Consigne:
D'après l'article sur Marziyeh, dans quelle ville le frère de l'adolescente est-il installé ?

Passage retenu:
Marziyeh, une ado réfugiée, poursuit sa route en Europe

Publié dans Le Monde des ados, le 19 décembre 2016. 

marziyeh

 

 

 

 

Cette Afghane de 13 ans, dont tu as fait la connaissance dans le numéro 374 du Monde des ados, a quitté la Grèce pour l’Allemagne. Nous avons pris de ces nouvelles.

DES QUESTIONS PLEIN LA TÊTE

Marziyeh vivait à Elliniko, dans la banlieue d'Athènes, dans un grand stade abandonné transformé en camp de réfugiés. © Marina Rafenberg

A la veille de son départ en Allemagne, le 8 décembre, Marziyeh est émue de quitter la Grèce et son collège d’Elliniko, dans la banlieue d’Athènes, où elle était scolarisée depuis le début du mois d’octobre. « Ici il y a beaucoup de personnes qui n’aiment pas les réfugiés. Est-ce pareil en Allemagne ? », s’interroge l’adolescente qui va rejoindre son frère de 18 ans déjà installé à Munich depuis un an et demi.

UN NOUVEAU DÉPART

Le 9 décembre, sur son mur Facebook, Marziyeh poste une photo d’un grand sapin dans la commune d’Augsbourg, à quelques kilomètres de Munich, où se trouve le centre pour réfugiés. Elle y réside avec sa famille en attendant d’obtenir l’asile en Allemagne. « Maintenant je suis en Allemagne. Mes amis en Grèce me manquent », a-t-elle écrit en légende de la publication. Dans sa résidence, elle ne sait pas encore fait de nouveaux amis: « La majorité des réfugiés viennent d’Afrique et ne parlent pas anglais ».

Données fournies:

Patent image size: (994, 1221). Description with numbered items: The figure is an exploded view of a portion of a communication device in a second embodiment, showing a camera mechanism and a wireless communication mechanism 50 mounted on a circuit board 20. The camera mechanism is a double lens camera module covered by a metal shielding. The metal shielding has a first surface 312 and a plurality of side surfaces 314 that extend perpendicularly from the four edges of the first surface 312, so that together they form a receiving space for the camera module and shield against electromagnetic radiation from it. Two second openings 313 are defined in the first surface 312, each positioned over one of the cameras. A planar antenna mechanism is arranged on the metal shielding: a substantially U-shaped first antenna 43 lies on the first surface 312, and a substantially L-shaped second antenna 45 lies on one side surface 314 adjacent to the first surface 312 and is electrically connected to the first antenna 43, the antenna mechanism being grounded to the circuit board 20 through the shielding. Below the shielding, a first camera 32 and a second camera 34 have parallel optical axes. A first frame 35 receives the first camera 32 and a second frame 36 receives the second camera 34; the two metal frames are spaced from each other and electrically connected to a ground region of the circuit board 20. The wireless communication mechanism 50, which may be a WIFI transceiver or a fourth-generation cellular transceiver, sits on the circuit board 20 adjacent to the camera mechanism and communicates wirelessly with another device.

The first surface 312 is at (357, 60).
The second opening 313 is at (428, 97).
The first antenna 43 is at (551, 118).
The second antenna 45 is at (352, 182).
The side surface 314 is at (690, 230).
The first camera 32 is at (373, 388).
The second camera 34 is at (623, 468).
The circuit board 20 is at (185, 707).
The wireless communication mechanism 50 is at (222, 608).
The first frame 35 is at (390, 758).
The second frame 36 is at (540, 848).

Résultat attendu:
À Munich, depuis un an et demi.